To be done ->
Copy each line that contains the string "domácím".
>>>
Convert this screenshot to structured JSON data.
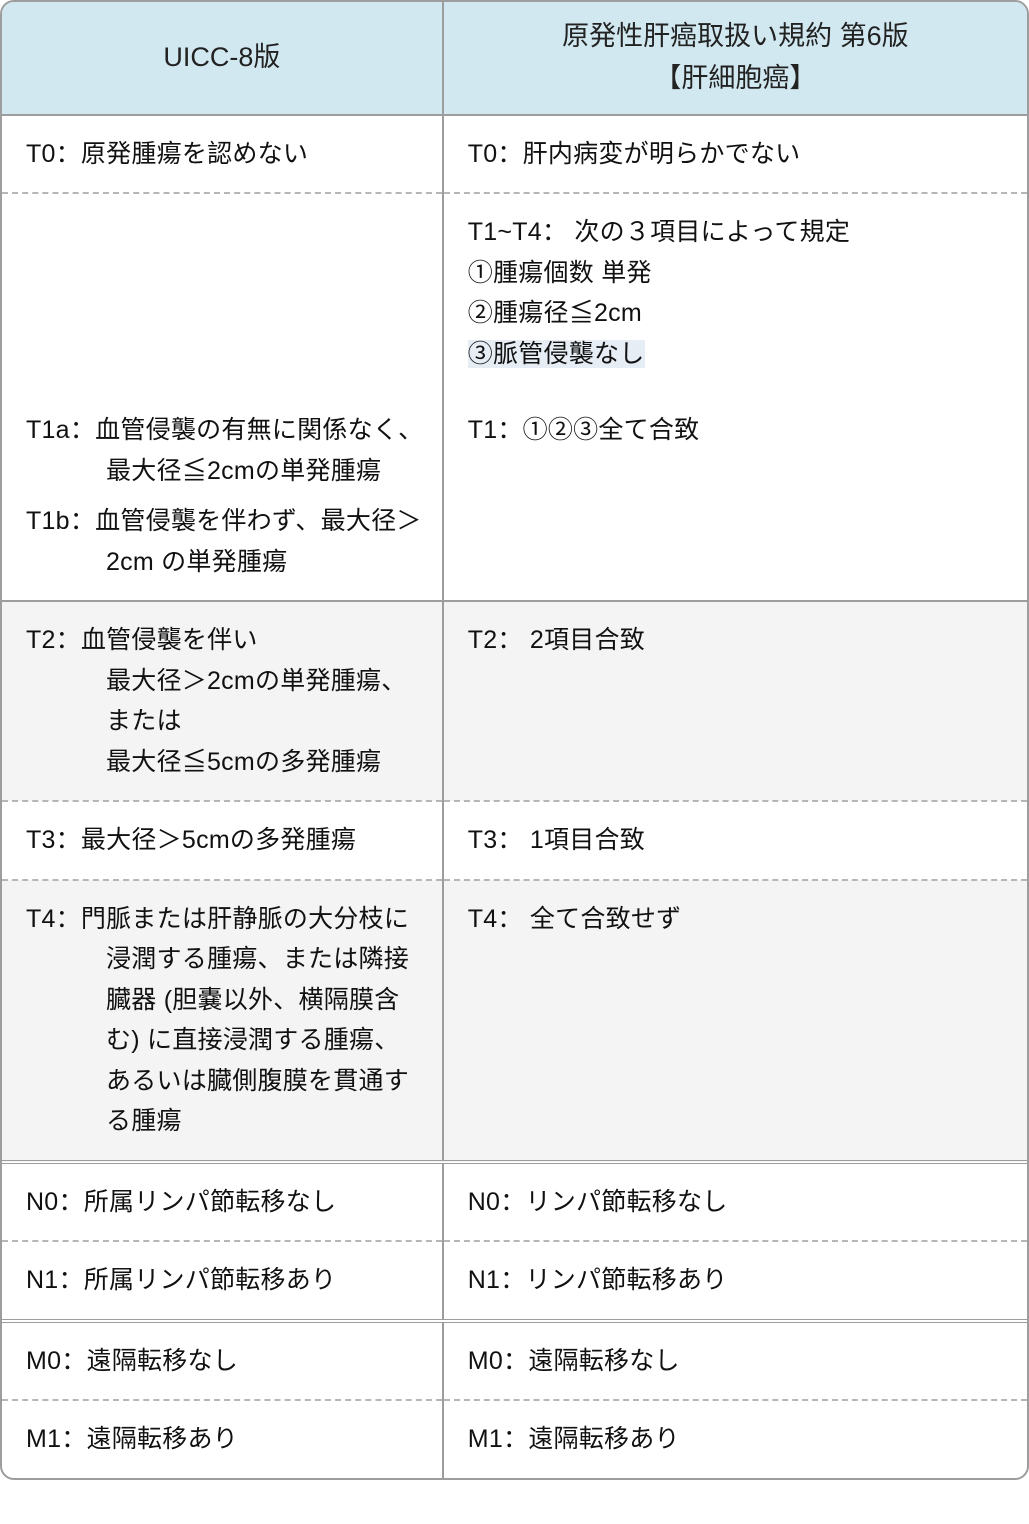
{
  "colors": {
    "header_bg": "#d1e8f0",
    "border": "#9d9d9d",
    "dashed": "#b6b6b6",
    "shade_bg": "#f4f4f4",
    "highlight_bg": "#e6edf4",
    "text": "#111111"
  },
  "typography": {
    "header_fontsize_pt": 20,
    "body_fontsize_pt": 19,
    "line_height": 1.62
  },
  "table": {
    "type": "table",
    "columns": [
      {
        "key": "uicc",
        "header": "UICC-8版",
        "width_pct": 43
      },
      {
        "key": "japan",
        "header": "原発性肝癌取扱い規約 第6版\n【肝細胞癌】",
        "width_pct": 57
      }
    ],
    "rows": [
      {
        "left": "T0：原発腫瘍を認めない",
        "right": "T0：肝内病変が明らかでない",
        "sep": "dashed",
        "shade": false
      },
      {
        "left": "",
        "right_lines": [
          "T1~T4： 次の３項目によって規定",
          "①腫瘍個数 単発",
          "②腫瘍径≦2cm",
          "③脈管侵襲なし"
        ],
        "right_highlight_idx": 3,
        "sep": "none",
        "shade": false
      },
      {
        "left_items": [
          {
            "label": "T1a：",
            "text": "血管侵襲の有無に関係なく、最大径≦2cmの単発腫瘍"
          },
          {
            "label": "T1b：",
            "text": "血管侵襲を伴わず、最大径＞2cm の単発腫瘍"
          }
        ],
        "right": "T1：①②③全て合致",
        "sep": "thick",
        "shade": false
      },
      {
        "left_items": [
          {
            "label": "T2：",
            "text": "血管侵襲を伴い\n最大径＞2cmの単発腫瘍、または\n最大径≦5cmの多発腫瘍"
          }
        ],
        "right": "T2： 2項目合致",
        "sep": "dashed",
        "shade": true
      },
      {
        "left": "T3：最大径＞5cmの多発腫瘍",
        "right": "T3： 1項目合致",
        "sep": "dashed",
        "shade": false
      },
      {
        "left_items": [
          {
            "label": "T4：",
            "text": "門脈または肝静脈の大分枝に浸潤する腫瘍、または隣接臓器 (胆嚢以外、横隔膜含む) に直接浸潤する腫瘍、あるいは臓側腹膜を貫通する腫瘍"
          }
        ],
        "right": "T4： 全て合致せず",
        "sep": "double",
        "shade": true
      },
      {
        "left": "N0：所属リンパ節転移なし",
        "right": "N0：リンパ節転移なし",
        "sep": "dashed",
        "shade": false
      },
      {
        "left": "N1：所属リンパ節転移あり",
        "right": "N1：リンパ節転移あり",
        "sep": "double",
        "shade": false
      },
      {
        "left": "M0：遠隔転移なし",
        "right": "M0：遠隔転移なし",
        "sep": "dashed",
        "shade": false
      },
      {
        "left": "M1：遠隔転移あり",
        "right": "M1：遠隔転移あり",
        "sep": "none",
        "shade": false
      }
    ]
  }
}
<<<
>>>
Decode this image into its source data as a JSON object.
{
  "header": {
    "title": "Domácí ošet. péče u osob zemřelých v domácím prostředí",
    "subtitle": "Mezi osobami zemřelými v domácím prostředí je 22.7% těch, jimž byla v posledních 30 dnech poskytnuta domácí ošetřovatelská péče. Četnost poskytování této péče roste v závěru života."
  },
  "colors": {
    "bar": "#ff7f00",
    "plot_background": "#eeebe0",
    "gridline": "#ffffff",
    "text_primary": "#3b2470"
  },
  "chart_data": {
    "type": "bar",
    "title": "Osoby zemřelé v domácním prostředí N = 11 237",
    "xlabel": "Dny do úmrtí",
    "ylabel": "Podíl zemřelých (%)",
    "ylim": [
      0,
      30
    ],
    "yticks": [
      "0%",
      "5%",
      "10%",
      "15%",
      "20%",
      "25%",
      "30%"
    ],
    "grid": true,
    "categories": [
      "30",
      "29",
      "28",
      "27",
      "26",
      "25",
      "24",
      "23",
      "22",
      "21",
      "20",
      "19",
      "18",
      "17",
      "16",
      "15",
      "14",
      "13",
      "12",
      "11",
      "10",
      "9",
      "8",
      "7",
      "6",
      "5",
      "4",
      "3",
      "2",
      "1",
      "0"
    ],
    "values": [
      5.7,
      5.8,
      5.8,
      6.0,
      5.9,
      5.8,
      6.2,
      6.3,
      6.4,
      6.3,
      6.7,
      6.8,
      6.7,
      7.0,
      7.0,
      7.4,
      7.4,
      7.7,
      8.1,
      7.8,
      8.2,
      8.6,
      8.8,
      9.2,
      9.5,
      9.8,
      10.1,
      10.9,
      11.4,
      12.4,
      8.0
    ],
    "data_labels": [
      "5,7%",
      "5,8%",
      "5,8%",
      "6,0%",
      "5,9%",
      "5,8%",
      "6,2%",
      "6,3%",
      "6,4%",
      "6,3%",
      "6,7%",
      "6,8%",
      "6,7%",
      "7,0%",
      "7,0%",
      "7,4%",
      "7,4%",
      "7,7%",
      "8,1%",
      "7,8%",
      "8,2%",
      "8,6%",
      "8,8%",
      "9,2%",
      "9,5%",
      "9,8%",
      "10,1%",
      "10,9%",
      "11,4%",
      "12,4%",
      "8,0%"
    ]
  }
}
<<<
Expected answer ->
    "title": "Domácí ošet. péče u osob zemřelých v domácím prostředí",
    "subtitle": "Mezi osobami zemřelými v domácím prostředí je 22.7% těch, jimž byla v posledních 30 dnech poskytnuta domácí ošetřovatelská péče. Četnost poskytování této péče roste v závěru života."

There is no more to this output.